▶ [Exercise instructions] Which lines hold the word "your"? Copy each of them.

▶ [Records for the exercise]
○ ○ ○ ○

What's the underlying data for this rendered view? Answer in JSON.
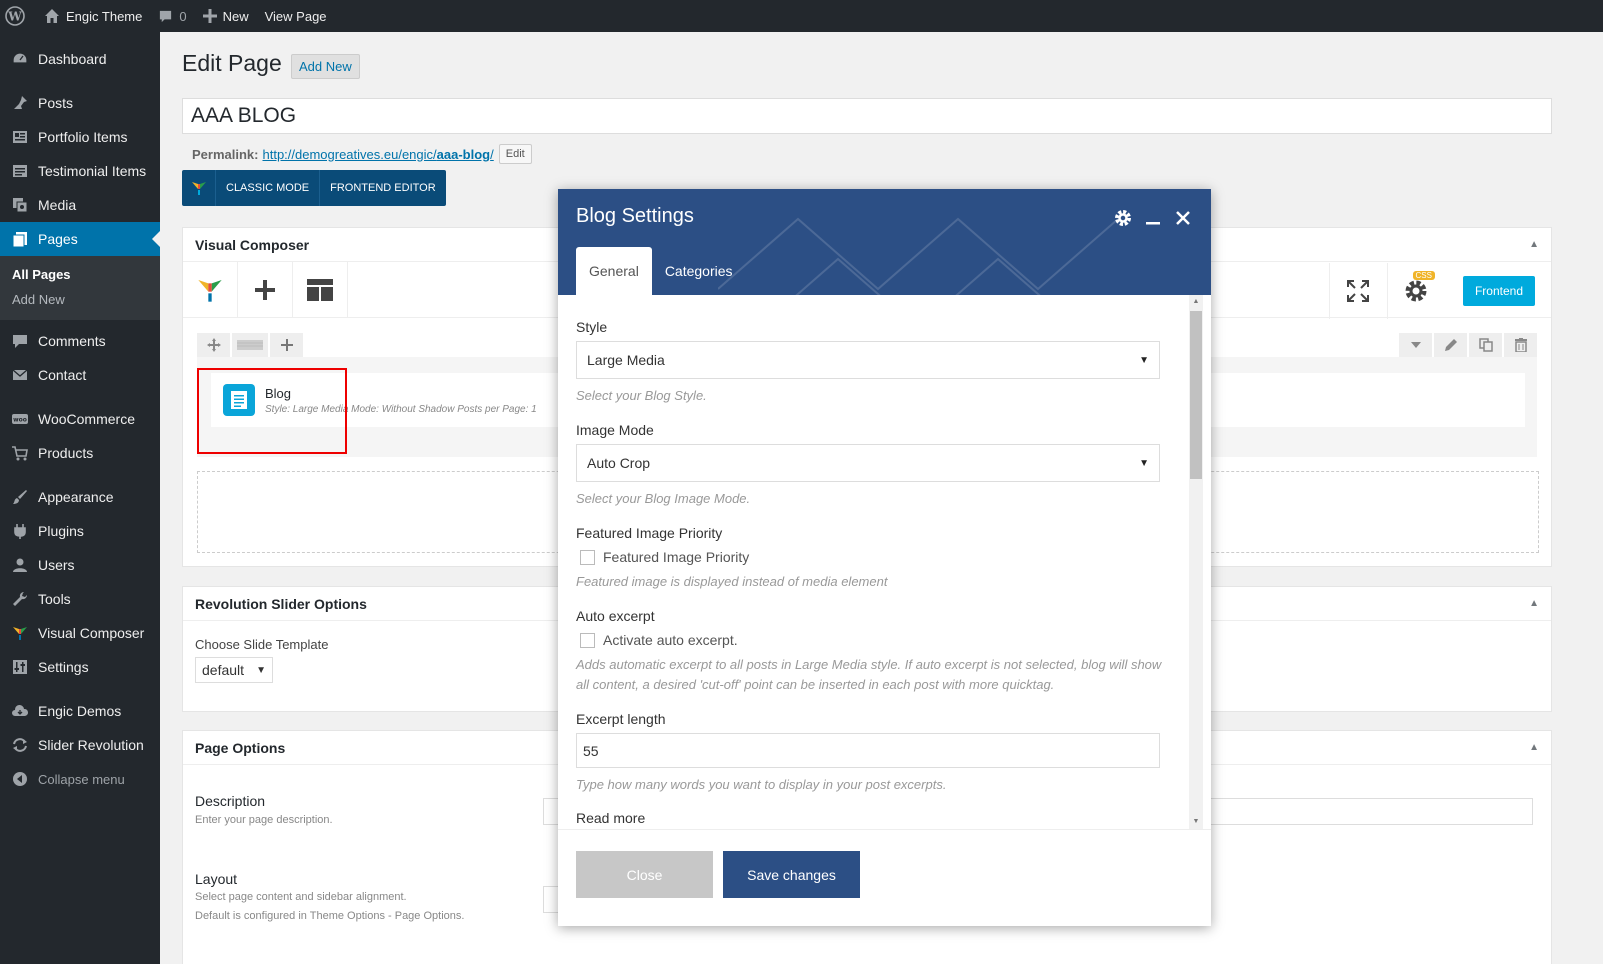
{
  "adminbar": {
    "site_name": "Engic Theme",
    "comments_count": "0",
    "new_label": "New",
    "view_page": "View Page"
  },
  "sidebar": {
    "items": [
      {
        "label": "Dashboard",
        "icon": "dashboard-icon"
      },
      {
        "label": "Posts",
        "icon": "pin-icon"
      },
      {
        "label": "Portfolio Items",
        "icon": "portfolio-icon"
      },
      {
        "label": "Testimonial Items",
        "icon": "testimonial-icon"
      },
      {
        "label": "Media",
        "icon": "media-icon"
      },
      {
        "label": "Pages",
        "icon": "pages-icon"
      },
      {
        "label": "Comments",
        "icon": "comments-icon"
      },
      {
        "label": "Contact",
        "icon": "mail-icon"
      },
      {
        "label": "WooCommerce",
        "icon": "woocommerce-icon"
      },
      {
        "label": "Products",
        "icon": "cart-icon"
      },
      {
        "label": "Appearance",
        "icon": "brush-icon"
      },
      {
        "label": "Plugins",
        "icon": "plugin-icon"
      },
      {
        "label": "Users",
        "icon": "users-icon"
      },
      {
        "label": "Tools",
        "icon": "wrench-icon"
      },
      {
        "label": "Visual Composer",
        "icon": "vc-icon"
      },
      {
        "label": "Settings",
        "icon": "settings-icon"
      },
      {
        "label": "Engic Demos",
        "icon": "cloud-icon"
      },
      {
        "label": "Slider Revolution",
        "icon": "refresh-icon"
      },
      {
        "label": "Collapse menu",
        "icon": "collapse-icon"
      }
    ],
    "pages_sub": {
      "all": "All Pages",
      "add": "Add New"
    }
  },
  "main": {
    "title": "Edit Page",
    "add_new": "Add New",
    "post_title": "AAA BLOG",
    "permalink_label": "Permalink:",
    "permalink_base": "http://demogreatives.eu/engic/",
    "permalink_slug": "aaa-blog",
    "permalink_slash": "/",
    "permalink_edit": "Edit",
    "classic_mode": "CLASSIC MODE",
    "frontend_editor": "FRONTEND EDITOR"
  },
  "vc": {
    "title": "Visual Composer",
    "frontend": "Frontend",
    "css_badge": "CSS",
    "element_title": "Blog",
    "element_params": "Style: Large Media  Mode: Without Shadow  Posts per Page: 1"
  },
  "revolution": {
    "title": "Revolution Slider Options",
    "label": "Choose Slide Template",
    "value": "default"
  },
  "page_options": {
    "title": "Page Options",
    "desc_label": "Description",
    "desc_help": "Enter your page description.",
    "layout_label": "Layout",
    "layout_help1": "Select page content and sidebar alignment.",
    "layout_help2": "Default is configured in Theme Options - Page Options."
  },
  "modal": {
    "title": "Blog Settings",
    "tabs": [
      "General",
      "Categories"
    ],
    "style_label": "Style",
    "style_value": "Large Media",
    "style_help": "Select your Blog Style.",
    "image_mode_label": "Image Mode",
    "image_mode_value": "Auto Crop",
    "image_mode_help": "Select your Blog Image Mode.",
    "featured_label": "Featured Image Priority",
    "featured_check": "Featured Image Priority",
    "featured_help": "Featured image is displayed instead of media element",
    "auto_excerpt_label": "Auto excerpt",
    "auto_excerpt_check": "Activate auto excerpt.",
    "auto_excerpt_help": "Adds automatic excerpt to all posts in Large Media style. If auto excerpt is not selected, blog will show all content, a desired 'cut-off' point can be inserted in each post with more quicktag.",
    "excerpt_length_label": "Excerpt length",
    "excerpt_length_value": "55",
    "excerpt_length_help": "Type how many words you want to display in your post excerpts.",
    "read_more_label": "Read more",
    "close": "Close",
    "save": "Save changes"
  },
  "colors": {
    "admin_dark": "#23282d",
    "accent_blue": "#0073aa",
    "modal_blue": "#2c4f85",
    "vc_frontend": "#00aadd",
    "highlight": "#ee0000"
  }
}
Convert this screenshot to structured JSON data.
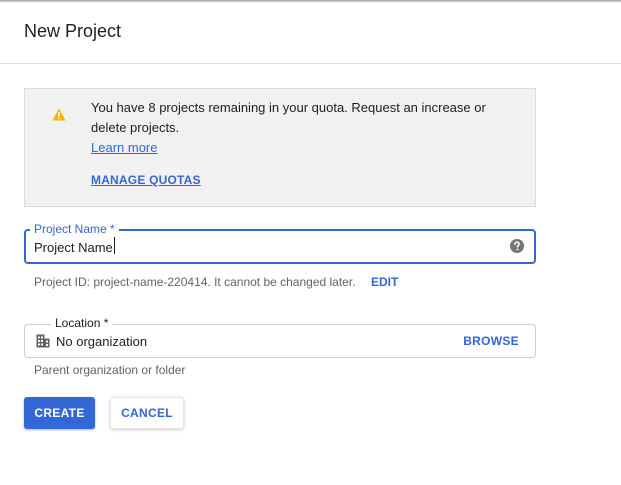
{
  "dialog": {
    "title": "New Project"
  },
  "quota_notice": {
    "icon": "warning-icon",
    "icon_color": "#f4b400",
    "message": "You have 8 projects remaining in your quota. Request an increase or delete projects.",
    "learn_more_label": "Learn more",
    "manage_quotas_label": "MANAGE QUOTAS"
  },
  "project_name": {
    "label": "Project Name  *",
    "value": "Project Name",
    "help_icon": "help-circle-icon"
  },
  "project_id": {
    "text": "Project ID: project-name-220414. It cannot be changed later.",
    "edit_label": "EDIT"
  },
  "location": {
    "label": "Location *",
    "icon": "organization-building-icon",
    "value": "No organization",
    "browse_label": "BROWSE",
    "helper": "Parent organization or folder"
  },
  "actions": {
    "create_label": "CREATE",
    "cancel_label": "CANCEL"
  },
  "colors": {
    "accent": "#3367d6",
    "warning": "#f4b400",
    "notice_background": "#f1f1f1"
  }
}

○ ○ ○ ○

▶ [Answer to the exercise]
    "desc_help": "Enter your page description.",
    "style_help": "Select your Blog Style.",
    "image_mode_help": "Select your Blog Image Mode.",
    "excerpt_length_help": "Type how many words you want to display in your post excerpts.",
    "message": "You have 8 projects remaining in your quota. Request an increase or delete projects.",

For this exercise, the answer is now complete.